--- start of Data for the task ---

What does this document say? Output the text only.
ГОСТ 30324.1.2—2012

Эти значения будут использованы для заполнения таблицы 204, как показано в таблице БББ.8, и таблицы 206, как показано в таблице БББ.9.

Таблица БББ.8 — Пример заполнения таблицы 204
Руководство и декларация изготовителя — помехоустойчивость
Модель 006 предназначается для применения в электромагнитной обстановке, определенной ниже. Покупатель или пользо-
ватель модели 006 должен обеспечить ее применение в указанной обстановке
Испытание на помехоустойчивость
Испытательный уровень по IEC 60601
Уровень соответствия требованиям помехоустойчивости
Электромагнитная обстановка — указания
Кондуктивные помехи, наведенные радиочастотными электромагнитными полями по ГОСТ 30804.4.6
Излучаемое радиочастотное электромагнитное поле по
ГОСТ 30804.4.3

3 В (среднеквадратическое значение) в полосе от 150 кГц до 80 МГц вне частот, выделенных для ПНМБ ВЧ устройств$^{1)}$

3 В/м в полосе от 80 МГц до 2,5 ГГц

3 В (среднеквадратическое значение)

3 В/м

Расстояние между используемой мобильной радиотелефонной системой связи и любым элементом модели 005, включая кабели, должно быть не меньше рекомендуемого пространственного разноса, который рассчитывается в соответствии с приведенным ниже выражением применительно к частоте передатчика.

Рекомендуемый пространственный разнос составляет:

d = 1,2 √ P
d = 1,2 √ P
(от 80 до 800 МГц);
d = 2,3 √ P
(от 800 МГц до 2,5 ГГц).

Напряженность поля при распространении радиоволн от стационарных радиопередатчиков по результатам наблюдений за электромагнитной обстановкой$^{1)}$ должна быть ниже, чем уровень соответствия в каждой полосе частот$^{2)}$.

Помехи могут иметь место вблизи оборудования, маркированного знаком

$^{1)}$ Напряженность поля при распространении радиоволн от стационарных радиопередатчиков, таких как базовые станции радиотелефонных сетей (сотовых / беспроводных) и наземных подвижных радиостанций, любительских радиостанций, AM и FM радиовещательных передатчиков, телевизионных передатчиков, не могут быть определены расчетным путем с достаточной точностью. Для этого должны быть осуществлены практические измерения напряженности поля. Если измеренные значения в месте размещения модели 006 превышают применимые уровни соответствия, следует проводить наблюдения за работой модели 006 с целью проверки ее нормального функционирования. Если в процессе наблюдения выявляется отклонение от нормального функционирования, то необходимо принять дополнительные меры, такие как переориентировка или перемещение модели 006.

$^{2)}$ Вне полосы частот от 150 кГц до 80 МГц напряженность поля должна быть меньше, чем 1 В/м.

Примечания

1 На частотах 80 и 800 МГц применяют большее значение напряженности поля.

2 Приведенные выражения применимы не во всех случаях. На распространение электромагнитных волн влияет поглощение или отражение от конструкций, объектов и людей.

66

--- end of Data for the task ---

◆ **Problem requirements**:
Find the lines containing "радиоволн" and list every one of them.

◆ **Task answer**:
Напряженность поля при распространении радиоволн от стационарных радиопередатчиков по результатам наблюдений за электромагнитной обстановкой$^{1)}$ должна быть ниже, чем уровень соответствия в каждой полосе частот$^{2)}$.
$^{1)}$ Напряженность поля при распространении радиоволн от стационарных радиопередатчиков, таких как базовые станции радиотелефонных сетей (сотовых / беспроводных) и наземных подвижных радиостанций, любительских радиостанций, AM и FM радиовещательных передатчиков, телевизионных передатчиков, не могут быть определены расчетным путем с достаточной точностью. Для этого должны быть осуществлены практические измерения напряженности поля. Если измеренные значения в месте размещения модели 006 превышают применимые уровни соответствия, следует проводить наблюдения за работой модели 006 с целью проверки ее нормального функционирования. Если в процессе наблюдения выявляется отклонение от нормального функционирования, то необходимо принять дополнительные меры, такие как переориентировка или перемещение модели 006.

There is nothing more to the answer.